Material supplied –
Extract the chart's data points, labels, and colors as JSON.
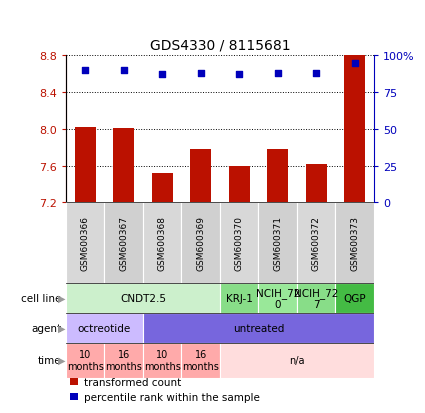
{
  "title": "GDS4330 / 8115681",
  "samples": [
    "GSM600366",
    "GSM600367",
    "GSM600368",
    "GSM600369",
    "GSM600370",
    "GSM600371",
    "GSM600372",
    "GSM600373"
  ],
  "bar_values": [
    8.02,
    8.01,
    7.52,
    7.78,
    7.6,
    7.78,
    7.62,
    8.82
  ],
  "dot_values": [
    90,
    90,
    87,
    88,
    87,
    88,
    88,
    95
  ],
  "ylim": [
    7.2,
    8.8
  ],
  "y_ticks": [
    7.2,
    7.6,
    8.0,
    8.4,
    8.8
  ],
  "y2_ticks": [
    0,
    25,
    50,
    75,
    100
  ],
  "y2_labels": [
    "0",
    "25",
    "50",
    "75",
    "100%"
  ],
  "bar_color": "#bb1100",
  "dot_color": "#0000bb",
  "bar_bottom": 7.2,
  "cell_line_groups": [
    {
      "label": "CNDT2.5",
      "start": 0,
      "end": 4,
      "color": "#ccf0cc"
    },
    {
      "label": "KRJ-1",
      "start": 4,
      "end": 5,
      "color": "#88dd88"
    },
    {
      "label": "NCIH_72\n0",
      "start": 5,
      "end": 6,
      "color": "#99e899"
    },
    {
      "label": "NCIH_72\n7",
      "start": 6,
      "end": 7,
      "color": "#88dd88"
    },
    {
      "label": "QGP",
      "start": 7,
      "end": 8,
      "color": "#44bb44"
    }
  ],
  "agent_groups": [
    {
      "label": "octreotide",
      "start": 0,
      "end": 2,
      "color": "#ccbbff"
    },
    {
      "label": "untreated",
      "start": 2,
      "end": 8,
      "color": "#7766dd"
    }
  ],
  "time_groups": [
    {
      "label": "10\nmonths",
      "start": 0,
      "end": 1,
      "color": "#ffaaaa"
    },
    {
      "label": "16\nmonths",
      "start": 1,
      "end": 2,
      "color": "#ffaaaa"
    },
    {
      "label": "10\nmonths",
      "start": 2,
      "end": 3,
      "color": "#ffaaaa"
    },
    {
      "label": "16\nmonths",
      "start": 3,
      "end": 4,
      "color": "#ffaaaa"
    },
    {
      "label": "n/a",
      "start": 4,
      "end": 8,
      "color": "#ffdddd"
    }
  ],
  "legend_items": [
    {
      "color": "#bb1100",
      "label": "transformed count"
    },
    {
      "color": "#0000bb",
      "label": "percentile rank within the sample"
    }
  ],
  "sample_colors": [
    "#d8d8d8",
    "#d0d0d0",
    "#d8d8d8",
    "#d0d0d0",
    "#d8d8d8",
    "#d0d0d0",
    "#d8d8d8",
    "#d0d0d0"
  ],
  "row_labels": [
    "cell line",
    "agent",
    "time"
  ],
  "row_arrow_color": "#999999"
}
---
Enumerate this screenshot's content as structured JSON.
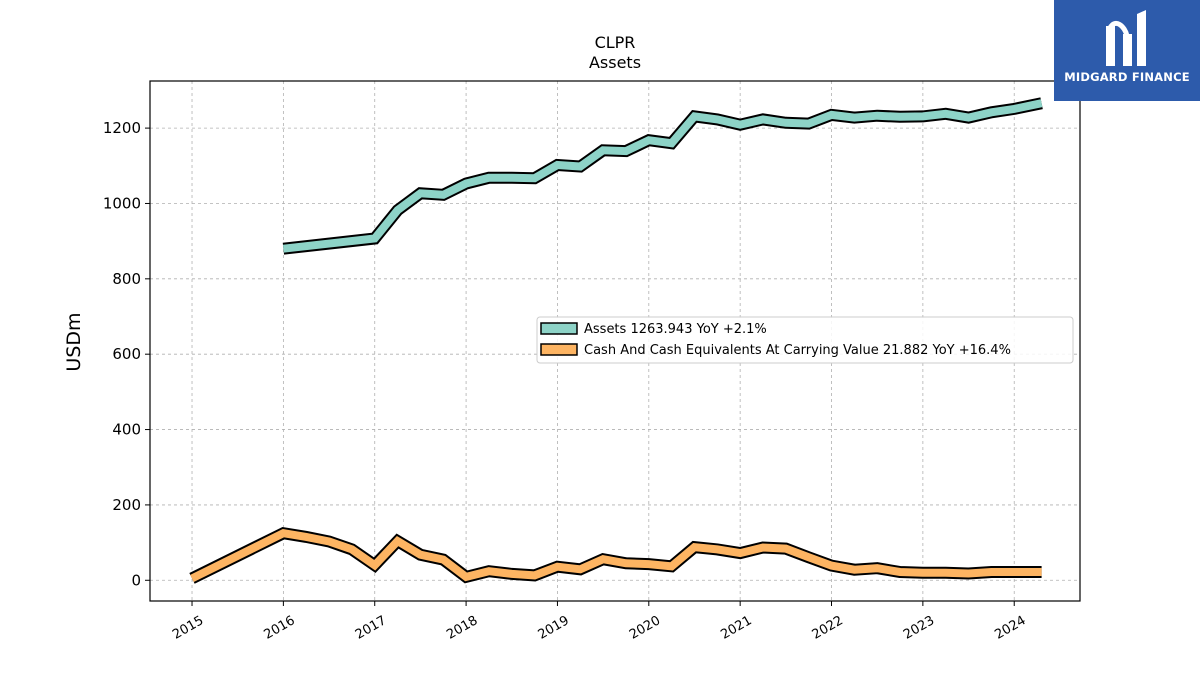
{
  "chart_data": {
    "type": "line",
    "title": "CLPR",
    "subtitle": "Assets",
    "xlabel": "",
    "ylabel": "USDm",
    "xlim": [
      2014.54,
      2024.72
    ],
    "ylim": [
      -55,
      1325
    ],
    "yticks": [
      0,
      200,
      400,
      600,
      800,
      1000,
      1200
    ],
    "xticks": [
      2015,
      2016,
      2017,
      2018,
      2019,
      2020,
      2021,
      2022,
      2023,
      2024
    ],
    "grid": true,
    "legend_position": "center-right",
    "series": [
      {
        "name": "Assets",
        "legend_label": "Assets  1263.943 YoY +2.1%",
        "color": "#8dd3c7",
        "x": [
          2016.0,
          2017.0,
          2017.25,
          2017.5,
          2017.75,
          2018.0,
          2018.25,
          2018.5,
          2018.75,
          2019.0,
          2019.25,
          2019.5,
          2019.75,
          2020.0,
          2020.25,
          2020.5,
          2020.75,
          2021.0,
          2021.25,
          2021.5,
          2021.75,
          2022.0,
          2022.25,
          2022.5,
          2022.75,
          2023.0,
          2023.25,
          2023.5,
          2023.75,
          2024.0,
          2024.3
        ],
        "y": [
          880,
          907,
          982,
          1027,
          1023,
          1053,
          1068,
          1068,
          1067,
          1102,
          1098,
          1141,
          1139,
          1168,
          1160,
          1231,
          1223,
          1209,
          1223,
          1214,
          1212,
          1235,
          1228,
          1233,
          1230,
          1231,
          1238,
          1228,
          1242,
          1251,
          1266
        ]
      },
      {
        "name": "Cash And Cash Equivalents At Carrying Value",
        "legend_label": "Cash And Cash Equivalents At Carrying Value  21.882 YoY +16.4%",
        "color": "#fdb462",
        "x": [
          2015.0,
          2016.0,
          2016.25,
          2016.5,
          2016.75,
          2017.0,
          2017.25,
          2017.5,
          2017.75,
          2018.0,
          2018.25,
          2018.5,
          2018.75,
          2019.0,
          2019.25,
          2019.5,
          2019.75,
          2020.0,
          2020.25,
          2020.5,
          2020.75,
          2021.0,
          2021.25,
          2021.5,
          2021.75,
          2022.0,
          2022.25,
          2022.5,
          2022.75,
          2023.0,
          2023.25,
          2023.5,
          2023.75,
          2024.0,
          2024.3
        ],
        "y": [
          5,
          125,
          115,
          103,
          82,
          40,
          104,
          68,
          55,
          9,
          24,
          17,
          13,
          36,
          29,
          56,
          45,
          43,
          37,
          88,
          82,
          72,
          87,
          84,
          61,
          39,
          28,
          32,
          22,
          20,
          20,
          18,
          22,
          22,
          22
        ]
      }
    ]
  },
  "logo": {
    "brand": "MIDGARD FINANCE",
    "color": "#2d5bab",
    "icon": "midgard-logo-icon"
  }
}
* * *
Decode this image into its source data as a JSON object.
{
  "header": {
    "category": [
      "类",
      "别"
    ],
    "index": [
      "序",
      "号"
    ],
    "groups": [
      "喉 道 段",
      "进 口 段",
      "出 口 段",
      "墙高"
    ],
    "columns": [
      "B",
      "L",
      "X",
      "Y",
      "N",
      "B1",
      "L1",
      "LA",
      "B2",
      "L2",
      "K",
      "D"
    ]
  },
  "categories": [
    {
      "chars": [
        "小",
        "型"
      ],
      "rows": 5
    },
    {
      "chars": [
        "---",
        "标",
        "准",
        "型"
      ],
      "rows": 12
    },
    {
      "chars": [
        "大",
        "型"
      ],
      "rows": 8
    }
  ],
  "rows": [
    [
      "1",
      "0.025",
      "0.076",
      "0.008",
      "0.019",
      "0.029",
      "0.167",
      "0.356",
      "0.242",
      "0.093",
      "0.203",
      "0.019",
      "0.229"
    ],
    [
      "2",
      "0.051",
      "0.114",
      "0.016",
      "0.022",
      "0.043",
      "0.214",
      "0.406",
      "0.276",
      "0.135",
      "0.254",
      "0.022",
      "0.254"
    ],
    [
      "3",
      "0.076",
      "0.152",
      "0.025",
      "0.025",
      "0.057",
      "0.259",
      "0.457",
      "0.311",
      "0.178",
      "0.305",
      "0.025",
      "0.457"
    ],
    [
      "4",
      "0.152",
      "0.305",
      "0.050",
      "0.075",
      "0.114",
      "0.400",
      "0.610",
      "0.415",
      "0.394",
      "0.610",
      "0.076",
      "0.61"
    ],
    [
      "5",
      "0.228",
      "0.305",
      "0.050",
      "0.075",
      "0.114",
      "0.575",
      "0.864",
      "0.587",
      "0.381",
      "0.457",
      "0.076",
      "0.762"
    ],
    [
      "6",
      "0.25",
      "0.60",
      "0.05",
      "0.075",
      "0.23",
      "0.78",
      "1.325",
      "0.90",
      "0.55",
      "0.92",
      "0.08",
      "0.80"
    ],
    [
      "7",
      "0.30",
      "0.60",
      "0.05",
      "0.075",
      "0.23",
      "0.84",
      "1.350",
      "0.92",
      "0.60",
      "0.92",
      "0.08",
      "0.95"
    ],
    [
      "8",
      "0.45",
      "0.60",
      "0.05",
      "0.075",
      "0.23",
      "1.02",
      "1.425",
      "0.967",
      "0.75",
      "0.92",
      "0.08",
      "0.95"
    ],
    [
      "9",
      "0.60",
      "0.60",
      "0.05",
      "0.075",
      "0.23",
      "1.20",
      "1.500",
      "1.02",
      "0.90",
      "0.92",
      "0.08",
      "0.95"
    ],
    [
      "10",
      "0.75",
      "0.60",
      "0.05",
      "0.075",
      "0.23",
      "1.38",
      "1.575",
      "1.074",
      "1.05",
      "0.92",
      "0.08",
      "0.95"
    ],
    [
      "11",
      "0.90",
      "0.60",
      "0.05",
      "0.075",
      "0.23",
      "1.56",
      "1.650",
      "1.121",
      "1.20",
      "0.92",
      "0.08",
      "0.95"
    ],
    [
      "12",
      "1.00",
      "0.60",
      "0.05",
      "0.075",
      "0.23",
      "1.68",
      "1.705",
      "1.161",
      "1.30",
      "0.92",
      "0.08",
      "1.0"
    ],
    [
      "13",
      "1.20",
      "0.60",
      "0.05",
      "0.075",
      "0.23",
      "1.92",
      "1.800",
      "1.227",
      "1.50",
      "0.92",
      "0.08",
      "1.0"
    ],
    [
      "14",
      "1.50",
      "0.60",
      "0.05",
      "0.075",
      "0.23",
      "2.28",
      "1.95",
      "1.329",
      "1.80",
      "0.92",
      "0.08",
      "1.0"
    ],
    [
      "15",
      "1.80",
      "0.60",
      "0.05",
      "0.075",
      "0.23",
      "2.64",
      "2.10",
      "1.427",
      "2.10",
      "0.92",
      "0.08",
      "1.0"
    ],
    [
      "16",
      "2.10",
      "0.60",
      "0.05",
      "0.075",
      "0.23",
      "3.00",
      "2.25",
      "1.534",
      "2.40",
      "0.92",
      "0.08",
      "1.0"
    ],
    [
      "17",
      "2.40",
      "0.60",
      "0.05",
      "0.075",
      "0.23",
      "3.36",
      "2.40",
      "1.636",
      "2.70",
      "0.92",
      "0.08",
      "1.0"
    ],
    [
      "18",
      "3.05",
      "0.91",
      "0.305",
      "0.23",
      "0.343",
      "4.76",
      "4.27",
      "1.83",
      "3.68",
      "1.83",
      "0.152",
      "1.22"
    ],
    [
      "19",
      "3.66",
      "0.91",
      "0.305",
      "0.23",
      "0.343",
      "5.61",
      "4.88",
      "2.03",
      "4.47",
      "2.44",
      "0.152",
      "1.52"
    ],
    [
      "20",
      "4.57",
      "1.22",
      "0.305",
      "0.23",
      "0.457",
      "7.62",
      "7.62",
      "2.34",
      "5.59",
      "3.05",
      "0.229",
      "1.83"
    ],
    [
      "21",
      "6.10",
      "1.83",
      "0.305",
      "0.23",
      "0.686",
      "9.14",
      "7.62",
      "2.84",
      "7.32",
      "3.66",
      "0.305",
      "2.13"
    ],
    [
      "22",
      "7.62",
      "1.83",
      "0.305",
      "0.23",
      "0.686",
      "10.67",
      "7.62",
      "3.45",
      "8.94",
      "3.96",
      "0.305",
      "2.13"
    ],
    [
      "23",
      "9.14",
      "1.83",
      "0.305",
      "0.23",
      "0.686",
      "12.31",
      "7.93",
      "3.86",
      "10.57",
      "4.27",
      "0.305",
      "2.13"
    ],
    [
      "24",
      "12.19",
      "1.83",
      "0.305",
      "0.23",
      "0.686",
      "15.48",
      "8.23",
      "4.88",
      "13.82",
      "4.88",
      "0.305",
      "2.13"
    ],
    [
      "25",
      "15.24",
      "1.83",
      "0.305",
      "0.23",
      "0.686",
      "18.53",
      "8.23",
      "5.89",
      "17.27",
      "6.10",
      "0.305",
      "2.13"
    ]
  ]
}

Set problem –
Extract all lines from the data in which "Carrying" is found.

Output below –
        "name": "Cash And Cash Equivalents At Carrying Value",
        "legend_label": "Cash And Cash Equivalents At Carrying Value  21.882 YoY +16.4%",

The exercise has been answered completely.